** BEGIN Records shown **
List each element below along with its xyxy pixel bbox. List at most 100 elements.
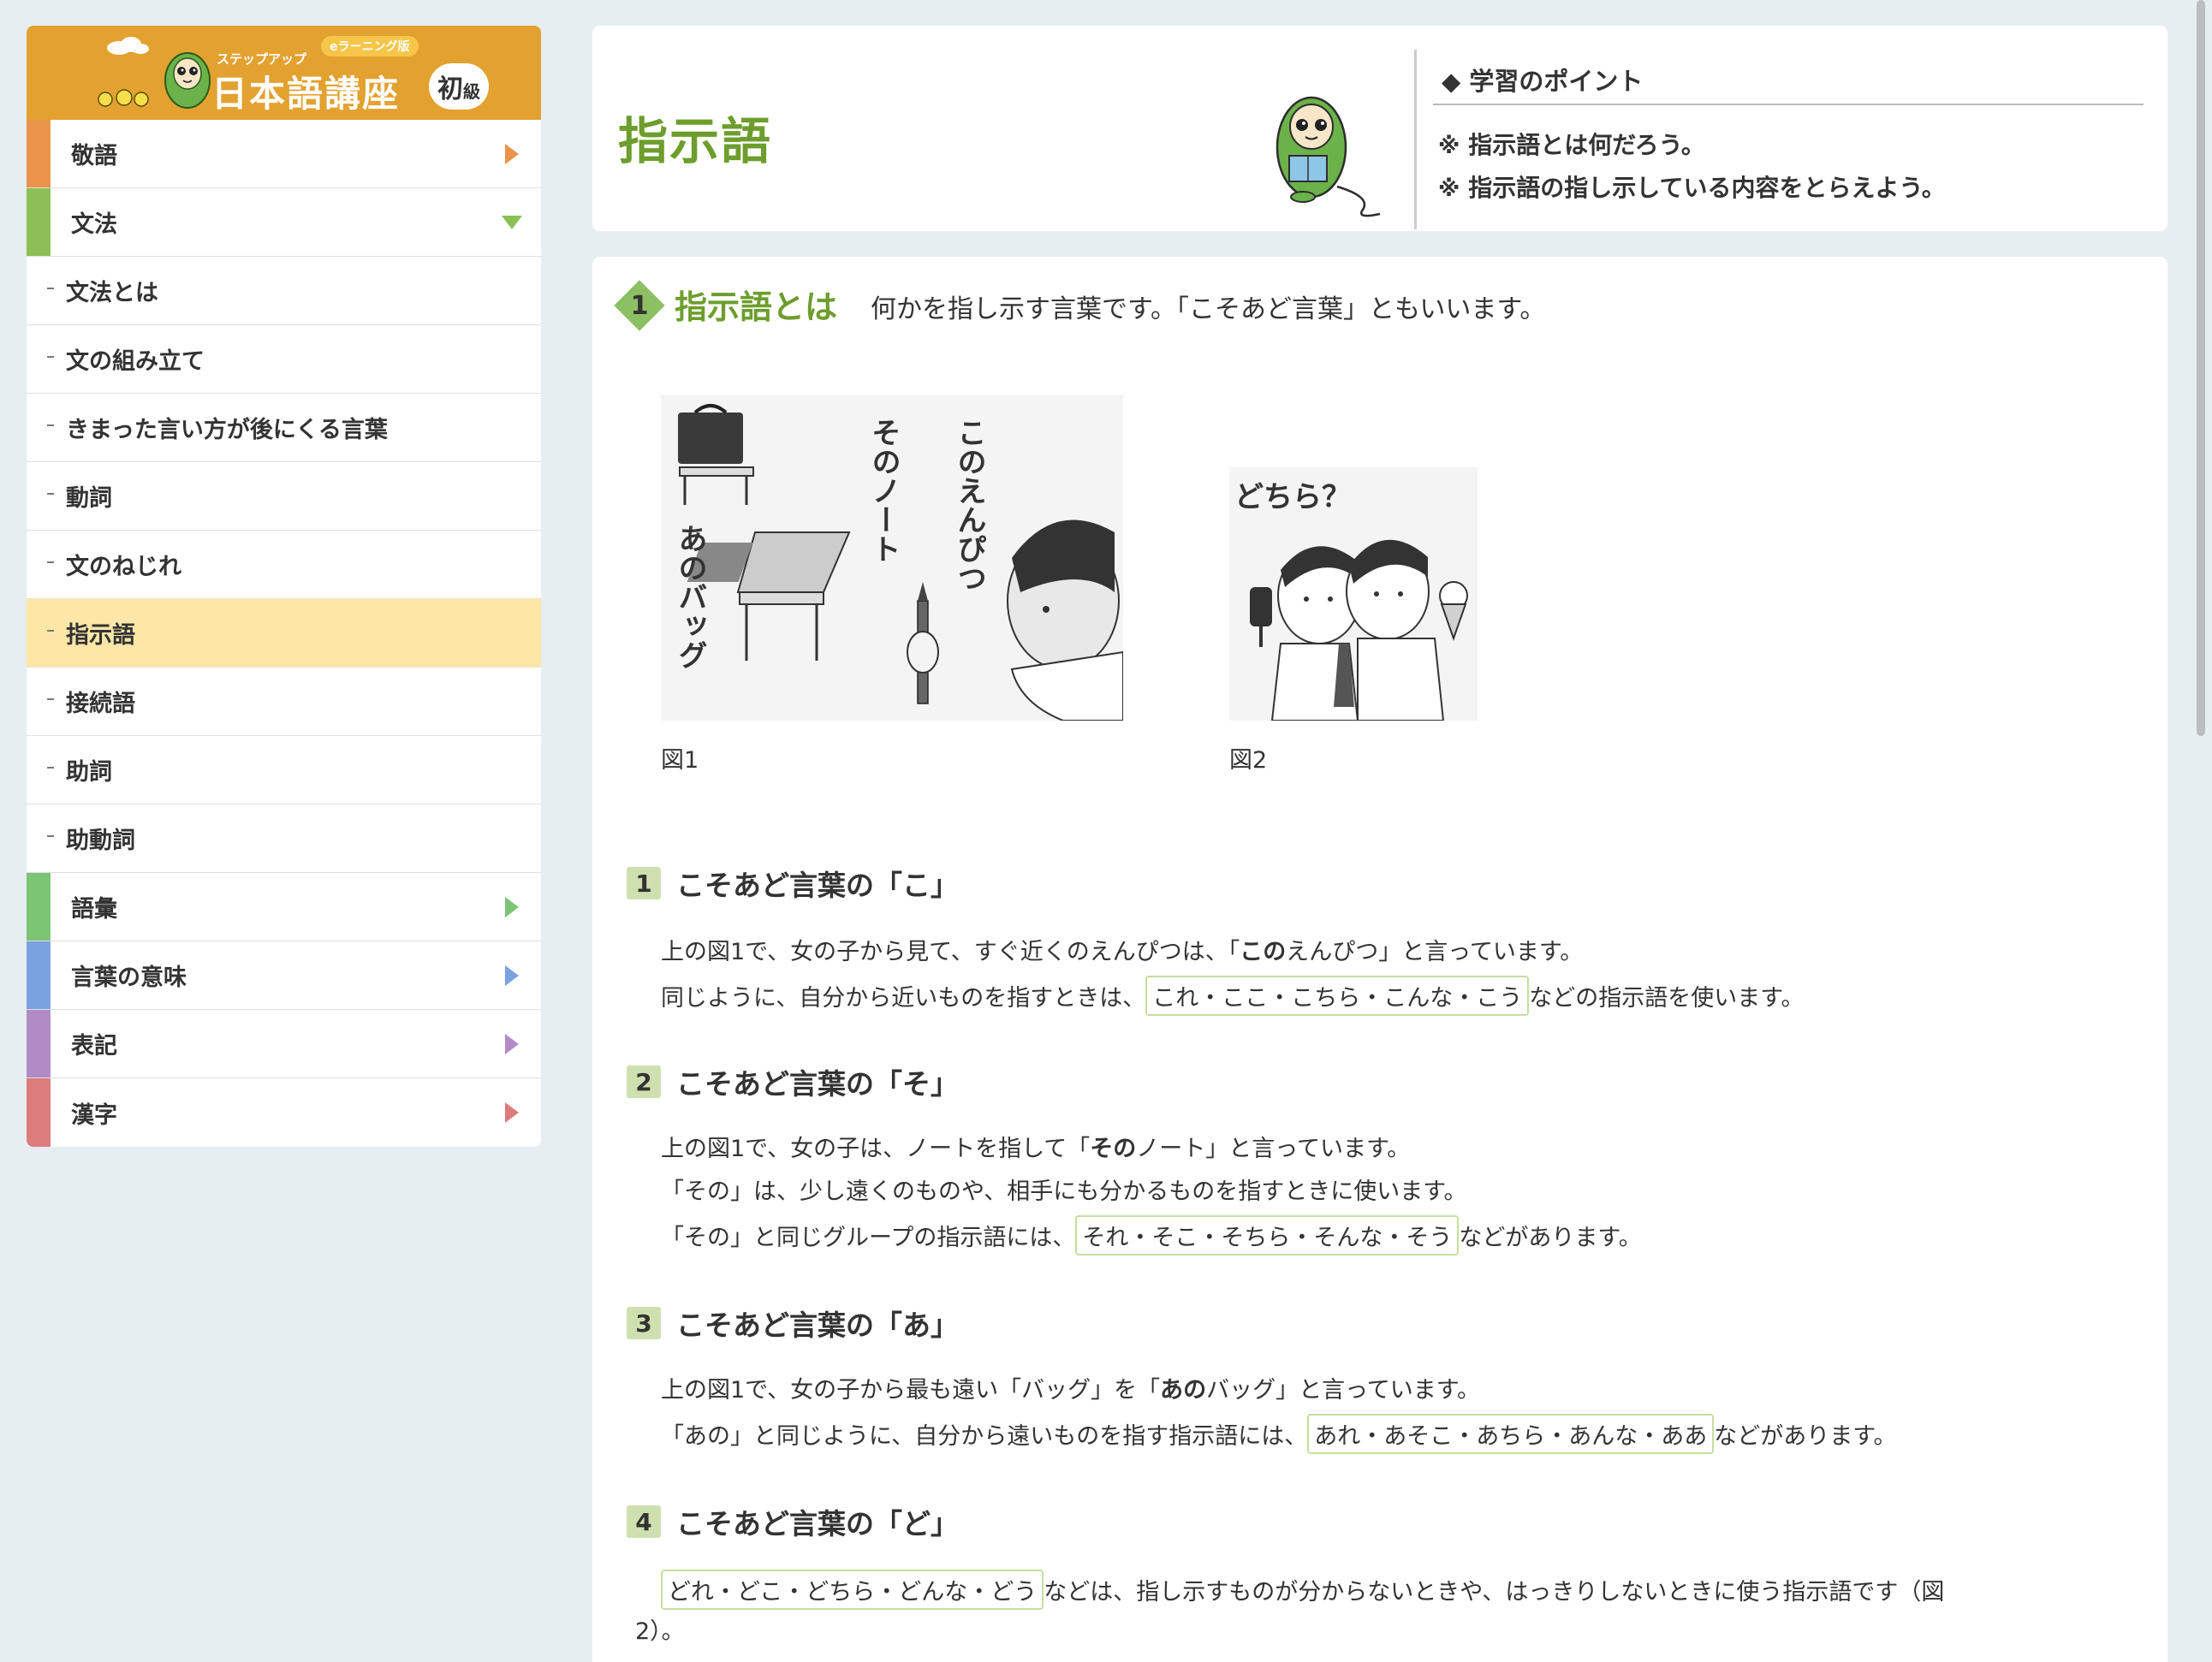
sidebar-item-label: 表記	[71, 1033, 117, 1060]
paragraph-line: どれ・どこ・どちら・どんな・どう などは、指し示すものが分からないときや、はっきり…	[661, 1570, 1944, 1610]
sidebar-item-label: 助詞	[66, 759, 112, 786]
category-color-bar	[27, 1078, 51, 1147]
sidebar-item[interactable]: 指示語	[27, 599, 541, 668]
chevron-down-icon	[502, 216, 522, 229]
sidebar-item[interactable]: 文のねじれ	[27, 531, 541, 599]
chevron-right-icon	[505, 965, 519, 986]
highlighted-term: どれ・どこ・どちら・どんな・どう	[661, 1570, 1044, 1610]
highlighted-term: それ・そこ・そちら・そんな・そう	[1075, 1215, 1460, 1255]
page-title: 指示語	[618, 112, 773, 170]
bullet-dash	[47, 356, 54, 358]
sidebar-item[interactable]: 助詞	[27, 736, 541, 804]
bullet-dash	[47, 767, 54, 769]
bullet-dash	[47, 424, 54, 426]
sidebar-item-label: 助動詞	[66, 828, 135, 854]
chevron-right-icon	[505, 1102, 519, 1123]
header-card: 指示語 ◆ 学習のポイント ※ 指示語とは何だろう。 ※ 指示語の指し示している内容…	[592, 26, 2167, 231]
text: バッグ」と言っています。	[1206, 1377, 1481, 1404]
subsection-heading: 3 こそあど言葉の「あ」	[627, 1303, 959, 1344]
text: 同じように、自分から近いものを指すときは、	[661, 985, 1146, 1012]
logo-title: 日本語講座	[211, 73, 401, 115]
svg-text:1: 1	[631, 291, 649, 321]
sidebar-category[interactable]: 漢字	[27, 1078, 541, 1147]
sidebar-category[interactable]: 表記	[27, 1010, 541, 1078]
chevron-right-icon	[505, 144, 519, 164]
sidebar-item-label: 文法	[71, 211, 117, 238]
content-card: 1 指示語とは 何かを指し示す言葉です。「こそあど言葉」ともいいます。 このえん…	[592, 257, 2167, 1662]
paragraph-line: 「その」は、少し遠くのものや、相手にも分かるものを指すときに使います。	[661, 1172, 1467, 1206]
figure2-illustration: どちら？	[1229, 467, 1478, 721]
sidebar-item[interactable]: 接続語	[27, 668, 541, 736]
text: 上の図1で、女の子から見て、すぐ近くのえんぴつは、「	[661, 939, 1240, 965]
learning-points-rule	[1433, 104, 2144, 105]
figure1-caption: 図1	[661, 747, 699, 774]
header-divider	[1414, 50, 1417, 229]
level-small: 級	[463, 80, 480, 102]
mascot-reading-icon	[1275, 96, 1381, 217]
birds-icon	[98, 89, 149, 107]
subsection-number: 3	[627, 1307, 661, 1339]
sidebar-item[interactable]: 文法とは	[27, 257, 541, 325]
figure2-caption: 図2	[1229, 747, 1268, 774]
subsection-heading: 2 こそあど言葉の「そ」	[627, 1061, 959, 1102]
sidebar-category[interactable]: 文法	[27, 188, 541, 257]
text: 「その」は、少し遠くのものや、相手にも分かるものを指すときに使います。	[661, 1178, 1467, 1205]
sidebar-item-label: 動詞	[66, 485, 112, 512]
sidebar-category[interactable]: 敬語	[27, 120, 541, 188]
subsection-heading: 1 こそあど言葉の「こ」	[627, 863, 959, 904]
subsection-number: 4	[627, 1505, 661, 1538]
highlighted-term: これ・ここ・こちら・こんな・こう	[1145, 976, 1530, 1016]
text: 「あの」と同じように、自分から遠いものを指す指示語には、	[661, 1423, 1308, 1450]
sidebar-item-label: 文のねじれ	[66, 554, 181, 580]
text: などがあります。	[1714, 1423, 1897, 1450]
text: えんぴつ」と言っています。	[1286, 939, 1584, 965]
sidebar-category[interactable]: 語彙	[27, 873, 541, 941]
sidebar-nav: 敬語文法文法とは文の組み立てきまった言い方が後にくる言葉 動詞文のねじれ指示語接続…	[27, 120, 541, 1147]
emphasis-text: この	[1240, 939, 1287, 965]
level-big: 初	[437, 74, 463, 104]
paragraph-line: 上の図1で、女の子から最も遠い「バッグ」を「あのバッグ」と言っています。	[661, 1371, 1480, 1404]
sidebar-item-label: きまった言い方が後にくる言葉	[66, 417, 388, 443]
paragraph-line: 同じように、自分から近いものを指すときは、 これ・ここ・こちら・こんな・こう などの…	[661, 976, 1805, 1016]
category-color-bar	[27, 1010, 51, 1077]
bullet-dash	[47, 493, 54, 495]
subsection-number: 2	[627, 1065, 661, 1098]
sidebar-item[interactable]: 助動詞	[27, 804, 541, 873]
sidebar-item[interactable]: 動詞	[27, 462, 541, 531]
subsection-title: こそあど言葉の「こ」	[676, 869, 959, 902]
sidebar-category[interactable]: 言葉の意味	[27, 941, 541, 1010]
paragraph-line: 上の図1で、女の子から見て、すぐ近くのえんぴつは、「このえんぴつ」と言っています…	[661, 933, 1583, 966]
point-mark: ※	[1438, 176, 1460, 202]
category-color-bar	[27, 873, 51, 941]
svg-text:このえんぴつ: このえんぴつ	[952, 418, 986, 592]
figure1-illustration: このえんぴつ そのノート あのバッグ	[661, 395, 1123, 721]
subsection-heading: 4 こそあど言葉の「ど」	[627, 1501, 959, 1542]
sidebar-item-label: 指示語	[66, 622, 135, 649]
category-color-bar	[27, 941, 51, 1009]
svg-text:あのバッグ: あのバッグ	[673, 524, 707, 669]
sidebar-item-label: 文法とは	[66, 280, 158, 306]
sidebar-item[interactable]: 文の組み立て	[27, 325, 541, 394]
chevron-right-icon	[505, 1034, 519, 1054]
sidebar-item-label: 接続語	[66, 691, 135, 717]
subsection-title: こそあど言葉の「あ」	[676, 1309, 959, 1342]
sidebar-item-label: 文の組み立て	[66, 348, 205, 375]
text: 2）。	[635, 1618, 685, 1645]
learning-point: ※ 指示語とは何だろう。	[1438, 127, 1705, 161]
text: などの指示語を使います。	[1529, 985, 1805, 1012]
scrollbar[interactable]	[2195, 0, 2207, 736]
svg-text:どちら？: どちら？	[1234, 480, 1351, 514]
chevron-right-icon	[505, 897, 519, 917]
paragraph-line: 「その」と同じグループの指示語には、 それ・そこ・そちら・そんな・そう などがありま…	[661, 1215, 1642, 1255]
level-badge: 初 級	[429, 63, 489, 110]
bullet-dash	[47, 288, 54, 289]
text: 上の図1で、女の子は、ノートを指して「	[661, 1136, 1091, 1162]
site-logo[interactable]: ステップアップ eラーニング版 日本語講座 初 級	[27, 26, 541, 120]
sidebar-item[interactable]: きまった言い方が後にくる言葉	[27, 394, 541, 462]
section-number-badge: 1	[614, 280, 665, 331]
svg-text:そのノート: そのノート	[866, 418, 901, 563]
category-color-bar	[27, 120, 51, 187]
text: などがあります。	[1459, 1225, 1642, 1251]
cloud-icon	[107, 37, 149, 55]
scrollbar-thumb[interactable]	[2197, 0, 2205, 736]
** END Records shown **
** BEGIN Records shown **
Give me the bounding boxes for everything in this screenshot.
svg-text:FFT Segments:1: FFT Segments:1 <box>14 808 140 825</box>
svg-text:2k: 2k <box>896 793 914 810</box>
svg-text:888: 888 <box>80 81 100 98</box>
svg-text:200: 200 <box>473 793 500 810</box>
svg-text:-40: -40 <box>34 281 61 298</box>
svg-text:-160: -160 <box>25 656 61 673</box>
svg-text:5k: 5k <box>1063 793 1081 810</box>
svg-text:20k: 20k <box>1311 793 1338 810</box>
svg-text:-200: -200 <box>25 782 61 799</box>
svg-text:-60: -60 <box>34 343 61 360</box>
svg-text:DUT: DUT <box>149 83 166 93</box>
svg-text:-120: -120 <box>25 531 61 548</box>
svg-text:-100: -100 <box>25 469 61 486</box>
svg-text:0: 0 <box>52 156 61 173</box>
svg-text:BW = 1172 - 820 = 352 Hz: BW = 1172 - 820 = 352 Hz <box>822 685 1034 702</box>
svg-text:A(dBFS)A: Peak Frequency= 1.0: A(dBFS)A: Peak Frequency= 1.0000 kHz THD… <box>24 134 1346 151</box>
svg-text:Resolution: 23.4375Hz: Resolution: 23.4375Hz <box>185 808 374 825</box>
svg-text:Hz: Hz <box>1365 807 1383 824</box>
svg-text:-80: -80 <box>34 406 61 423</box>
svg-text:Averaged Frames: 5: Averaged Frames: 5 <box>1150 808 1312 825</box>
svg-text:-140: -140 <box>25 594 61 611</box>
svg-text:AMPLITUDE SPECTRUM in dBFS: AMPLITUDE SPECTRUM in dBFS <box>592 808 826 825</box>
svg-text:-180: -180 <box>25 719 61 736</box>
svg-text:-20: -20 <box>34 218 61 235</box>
** END Records shown **
» What to produce:
Copy out, word for word, every line of data from the line containing "1033, 117, 1060]" down to the line containing "120, 541, 188]", including both of those lines.

» Exercise answer:
sidebar-item-label: 表記	[71, 1033, 117, 1060]
paragraph-line: どれ・どこ・どちら・どんな・どう などは、指し示すものが分からないときや、はっきり…	[661, 1570, 1944, 1610]
sidebar-item-label: 助詞	[66, 759, 112, 786]
category-color-bar	[27, 1078, 51, 1147]
sidebar-item[interactable]: 指示語	[27, 599, 541, 668]
chevron-down-icon	[502, 216, 522, 229]
sidebar-item[interactable]: 文のねじれ	[27, 531, 541, 599]
chevron-right-icon	[505, 965, 519, 986]
highlighted-term: どれ・どこ・どちら・どんな・どう	[661, 1570, 1044, 1610]
highlighted-term: それ・そこ・そちら・そんな・そう	[1075, 1215, 1460, 1255]
page-title: 指示語	[618, 112, 773, 170]
bullet-dash	[47, 356, 54, 358]
sidebar-item[interactable]: 助詞	[27, 736, 541, 804]
bullet-dash	[47, 767, 54, 769]
bullet-dash	[47, 424, 54, 426]
sidebar-item-label: 助動詞	[66, 828, 135, 854]
chevron-right-icon	[505, 1102, 519, 1123]
header-card: 指示語 ◆ 学習のポイント ※ 指示語とは何だろう。 ※ 指示語の指し示している内容…	[592, 26, 2167, 231]
text: バッグ」と言っています。	[1206, 1377, 1481, 1404]
subsection-heading: 3 こそあど言葉の「あ」	[627, 1303, 959, 1344]
text: 同じように、自分から近いものを指すときは、	[661, 985, 1146, 1012]
logo-title: 日本語講座	[211, 73, 401, 115]
svg-text:1: 1	[631, 291, 649, 321]
sidebar-category[interactable]: 漢字	[27, 1078, 541, 1147]
sidebar-category[interactable]: 表記	[27, 1010, 541, 1078]
chevron-right-icon	[505, 144, 519, 164]
sidebar-item-label: 文法	[71, 211, 117, 238]
content-card: 1 指示語とは 何かを指し示す言葉です。「こそあど言葉」ともいいます。 このえん…	[592, 257, 2167, 1662]
paragraph-line: 「その」は、少し遠くのものや、相手にも分かるものを指すときに使います。	[661, 1172, 1467, 1206]
figure2-illustration: どちら？	[1229, 467, 1478, 721]
sidebar-item[interactable]: 接続語	[27, 668, 541, 736]
text: 上の図1で、女の子から見て、すぐ近くのえんぴつは、「	[661, 939, 1240, 965]
learning-points-rule	[1433, 104, 2144, 105]
figure1-caption: 図1	[661, 747, 699, 774]
header-divider	[1414, 50, 1417, 229]
level-small: 級	[463, 80, 480, 102]
mascot-reading-icon	[1275, 96, 1381, 217]
birds-icon	[98, 89, 149, 107]
subsection-number: 3	[627, 1307, 661, 1339]
sidebar-item[interactable]: 文法とは	[27, 257, 541, 325]
figure2-caption: 図2	[1229, 747, 1268, 774]
subsection-heading: 2 こそあど言葉の「そ」	[627, 1061, 959, 1102]
sidebar-category[interactable]: 文法	[27, 188, 541, 257]
text: 「その」は、少し遠くのものや、相手にも分かるものを指すときに使います。	[661, 1178, 1467, 1205]
sidebar-item-label: 動詞	[66, 485, 112, 512]
sidebar-category[interactable]: 敬語	[27, 120, 541, 188]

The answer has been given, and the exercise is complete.